EXERCISE INSTRUCTIONS :: Count how many lines of the material hold "Analysis". Respond with that number alone.

TASK DATA ::

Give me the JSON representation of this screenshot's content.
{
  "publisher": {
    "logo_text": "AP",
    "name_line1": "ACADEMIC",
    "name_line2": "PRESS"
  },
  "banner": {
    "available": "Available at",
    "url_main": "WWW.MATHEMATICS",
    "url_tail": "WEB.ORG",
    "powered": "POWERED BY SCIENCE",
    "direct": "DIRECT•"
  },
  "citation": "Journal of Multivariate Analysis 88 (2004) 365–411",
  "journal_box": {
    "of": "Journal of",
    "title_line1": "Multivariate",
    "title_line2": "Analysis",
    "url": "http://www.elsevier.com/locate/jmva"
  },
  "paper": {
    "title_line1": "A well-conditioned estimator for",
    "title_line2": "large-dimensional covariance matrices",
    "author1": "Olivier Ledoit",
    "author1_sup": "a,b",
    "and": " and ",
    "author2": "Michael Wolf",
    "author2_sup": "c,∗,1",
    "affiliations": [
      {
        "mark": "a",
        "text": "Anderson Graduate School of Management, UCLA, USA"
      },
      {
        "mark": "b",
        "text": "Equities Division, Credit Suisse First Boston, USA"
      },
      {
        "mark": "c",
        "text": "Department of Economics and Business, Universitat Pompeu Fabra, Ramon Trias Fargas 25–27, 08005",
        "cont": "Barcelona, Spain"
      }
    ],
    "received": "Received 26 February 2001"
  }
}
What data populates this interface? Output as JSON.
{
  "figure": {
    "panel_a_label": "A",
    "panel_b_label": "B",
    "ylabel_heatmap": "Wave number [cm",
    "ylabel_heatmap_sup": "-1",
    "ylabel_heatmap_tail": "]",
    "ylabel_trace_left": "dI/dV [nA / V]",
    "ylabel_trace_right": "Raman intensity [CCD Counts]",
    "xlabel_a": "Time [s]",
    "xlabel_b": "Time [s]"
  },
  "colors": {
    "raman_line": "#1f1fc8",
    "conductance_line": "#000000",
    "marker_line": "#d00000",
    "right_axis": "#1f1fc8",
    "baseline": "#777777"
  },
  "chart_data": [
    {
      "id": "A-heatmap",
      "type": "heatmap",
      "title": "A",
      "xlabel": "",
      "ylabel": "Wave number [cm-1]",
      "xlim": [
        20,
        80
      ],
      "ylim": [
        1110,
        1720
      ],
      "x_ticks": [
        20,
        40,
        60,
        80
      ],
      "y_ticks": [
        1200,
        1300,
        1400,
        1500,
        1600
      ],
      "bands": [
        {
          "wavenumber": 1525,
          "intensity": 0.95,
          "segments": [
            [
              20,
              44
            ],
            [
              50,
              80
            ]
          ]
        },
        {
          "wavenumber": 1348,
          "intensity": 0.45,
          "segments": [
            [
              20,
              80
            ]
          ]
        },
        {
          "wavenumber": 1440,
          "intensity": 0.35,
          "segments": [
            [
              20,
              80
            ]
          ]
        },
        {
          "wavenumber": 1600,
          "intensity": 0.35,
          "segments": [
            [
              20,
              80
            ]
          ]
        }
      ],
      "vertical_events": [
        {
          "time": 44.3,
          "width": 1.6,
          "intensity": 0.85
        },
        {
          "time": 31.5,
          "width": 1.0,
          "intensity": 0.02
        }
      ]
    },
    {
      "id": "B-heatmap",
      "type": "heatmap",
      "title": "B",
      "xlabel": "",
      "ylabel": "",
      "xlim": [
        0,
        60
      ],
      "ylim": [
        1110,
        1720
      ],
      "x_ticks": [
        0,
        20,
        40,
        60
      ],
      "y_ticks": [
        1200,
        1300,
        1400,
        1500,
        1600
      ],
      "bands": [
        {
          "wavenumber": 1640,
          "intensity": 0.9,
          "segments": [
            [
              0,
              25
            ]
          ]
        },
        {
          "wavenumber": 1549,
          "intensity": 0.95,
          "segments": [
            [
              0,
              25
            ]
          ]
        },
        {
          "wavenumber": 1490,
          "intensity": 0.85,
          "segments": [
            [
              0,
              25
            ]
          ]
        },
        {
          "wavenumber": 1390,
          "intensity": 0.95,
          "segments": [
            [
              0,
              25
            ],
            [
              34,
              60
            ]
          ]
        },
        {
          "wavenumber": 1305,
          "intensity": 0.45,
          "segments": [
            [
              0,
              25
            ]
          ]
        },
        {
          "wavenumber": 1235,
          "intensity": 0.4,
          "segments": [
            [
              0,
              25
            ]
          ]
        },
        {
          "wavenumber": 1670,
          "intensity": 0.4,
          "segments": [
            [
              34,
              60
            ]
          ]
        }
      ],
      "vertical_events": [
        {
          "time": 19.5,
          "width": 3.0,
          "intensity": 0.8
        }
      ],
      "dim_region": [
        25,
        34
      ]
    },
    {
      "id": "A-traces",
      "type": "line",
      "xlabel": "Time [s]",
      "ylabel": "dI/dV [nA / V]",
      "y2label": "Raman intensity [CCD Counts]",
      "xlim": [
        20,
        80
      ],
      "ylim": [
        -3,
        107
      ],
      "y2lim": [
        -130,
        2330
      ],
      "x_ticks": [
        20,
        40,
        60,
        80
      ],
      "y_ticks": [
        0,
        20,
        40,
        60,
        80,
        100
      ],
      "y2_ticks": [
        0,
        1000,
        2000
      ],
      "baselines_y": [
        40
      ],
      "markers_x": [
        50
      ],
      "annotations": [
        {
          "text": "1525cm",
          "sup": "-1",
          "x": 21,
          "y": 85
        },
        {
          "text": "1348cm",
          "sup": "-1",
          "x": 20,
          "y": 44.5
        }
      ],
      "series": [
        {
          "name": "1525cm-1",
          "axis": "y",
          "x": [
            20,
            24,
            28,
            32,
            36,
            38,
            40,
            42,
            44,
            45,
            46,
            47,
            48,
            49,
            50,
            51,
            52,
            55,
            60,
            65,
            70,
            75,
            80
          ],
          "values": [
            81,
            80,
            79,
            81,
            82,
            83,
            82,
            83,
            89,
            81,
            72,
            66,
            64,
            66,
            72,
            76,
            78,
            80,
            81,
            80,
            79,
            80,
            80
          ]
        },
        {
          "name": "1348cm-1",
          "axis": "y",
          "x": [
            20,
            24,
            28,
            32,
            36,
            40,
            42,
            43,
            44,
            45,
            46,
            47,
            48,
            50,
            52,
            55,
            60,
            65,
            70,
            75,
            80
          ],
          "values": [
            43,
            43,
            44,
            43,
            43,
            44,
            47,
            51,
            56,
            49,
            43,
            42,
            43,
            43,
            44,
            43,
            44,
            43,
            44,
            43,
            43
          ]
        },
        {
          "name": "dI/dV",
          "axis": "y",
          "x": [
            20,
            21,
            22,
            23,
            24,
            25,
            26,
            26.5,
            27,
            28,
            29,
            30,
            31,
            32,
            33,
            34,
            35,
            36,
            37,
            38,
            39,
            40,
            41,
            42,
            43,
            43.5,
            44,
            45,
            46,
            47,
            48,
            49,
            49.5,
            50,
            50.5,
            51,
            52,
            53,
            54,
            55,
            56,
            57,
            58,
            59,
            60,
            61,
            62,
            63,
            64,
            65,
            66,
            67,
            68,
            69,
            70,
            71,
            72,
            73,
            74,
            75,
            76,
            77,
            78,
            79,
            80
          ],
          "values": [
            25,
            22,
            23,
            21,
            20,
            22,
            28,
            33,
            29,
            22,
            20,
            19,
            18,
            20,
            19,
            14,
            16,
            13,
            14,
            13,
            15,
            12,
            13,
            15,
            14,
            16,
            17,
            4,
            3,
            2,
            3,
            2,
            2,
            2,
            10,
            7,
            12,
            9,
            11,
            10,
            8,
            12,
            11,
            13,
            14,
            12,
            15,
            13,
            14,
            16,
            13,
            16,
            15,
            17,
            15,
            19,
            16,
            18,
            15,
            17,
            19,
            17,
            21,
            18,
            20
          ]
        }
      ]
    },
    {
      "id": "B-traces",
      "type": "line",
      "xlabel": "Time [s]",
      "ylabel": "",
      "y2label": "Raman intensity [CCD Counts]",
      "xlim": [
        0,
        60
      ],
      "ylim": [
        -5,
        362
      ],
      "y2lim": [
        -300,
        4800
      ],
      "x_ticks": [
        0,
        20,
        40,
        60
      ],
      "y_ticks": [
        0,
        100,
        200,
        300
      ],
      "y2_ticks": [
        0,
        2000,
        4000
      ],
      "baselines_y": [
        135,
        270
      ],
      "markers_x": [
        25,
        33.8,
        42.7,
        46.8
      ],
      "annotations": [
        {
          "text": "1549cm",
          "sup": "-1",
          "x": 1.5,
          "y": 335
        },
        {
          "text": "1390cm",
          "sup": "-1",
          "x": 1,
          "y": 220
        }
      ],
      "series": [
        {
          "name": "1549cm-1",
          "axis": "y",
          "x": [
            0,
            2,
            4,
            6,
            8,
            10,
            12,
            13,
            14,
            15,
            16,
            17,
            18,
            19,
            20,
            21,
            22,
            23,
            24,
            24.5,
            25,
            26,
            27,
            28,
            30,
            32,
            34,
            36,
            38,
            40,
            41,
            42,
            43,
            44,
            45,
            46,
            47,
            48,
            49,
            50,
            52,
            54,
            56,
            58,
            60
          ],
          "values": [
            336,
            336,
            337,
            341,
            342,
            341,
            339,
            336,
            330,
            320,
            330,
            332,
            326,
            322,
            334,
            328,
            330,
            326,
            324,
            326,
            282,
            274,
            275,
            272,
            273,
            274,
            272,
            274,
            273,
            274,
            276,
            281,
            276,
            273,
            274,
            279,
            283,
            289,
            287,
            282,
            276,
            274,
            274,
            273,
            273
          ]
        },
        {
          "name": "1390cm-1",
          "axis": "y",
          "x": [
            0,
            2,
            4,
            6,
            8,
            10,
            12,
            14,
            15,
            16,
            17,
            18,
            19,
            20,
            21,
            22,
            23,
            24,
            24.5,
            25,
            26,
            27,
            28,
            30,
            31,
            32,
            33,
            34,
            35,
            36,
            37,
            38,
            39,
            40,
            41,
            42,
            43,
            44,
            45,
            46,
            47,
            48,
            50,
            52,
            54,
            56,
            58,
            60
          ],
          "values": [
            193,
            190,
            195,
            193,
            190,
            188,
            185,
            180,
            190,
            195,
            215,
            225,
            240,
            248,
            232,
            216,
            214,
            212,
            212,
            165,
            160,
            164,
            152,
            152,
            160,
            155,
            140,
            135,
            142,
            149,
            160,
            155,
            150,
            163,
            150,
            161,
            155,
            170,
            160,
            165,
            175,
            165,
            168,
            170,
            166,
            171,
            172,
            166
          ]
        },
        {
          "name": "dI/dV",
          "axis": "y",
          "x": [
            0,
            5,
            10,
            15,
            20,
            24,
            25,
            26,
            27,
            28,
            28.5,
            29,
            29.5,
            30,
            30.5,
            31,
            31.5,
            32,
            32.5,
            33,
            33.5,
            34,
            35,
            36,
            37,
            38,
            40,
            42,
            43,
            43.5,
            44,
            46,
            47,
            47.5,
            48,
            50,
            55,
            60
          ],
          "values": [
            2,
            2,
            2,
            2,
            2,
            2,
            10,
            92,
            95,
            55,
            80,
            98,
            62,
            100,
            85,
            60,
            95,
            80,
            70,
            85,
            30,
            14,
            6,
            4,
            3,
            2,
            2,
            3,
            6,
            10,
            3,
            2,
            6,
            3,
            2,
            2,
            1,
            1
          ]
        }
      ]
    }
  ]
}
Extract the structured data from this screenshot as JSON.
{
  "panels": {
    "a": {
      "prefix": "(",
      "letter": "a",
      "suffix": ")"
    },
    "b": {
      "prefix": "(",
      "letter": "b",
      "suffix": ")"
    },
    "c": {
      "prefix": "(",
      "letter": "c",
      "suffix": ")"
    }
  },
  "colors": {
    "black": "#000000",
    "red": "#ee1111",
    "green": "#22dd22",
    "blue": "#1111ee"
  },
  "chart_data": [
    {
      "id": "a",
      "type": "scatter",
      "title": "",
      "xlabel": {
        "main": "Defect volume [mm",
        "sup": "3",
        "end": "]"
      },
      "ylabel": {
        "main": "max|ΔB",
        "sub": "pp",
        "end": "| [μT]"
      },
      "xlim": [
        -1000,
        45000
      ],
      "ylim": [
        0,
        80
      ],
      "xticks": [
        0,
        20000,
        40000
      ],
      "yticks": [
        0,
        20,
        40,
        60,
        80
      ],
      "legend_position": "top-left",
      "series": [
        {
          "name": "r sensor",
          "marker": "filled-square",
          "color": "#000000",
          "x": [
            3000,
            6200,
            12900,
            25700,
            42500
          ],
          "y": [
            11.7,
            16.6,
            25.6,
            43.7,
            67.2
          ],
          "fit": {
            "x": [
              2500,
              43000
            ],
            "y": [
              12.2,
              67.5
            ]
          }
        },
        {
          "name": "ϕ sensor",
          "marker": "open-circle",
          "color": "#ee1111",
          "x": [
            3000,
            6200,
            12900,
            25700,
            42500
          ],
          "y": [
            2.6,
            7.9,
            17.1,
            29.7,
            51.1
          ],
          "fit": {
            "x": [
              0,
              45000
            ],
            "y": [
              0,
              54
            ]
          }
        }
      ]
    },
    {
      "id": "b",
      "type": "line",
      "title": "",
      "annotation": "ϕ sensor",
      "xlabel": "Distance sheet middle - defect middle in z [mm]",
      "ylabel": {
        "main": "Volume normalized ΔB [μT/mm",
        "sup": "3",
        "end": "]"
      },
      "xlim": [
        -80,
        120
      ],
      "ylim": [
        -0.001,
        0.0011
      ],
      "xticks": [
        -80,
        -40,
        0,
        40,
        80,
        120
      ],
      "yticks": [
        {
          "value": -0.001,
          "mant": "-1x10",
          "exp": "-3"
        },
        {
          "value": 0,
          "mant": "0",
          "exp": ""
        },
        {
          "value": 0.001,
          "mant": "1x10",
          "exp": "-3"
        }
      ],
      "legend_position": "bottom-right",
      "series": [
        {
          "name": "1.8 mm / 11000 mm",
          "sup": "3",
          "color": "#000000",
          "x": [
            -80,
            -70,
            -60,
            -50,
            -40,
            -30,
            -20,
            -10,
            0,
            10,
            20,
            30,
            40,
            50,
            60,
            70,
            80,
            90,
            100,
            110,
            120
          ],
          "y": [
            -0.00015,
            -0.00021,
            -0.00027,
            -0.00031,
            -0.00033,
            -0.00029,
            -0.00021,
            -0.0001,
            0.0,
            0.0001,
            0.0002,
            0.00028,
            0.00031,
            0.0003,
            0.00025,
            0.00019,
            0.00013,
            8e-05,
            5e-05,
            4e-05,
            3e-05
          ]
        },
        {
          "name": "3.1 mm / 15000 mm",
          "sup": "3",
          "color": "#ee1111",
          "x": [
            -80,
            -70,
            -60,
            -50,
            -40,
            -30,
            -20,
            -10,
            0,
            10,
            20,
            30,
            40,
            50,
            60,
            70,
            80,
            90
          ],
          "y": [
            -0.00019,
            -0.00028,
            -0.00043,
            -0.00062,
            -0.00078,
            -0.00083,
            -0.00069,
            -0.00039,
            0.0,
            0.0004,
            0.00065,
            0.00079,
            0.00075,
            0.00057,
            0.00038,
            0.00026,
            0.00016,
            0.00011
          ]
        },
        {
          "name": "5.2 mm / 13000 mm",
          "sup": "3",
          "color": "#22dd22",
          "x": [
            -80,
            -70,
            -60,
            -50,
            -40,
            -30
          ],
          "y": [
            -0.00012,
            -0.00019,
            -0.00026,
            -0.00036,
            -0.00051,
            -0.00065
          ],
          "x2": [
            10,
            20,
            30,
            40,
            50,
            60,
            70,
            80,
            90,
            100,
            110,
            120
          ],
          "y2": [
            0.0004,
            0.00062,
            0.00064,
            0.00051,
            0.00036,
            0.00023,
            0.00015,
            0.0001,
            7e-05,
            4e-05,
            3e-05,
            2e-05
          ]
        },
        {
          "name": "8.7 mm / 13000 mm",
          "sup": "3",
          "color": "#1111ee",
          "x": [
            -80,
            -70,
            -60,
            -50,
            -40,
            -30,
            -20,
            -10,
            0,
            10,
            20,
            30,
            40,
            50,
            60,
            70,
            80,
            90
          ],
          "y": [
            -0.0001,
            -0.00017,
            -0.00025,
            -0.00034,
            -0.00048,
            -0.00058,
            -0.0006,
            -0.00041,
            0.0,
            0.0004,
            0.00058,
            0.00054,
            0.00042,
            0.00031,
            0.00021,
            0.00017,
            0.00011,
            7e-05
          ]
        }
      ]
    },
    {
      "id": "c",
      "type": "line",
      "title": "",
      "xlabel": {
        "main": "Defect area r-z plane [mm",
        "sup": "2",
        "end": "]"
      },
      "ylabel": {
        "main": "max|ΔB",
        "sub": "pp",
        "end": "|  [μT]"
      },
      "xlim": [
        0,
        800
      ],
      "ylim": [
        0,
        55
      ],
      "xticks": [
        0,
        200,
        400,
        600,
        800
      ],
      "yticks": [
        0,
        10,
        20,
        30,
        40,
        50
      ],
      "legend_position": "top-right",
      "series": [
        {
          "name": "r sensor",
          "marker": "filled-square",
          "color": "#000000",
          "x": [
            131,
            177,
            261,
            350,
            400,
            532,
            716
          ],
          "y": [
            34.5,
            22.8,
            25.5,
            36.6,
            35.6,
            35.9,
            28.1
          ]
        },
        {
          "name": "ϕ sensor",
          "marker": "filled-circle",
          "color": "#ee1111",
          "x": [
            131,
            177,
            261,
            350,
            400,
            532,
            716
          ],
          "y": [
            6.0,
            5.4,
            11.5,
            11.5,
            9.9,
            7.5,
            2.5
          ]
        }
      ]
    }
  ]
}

RESULT OF THE EXERCISE :: 2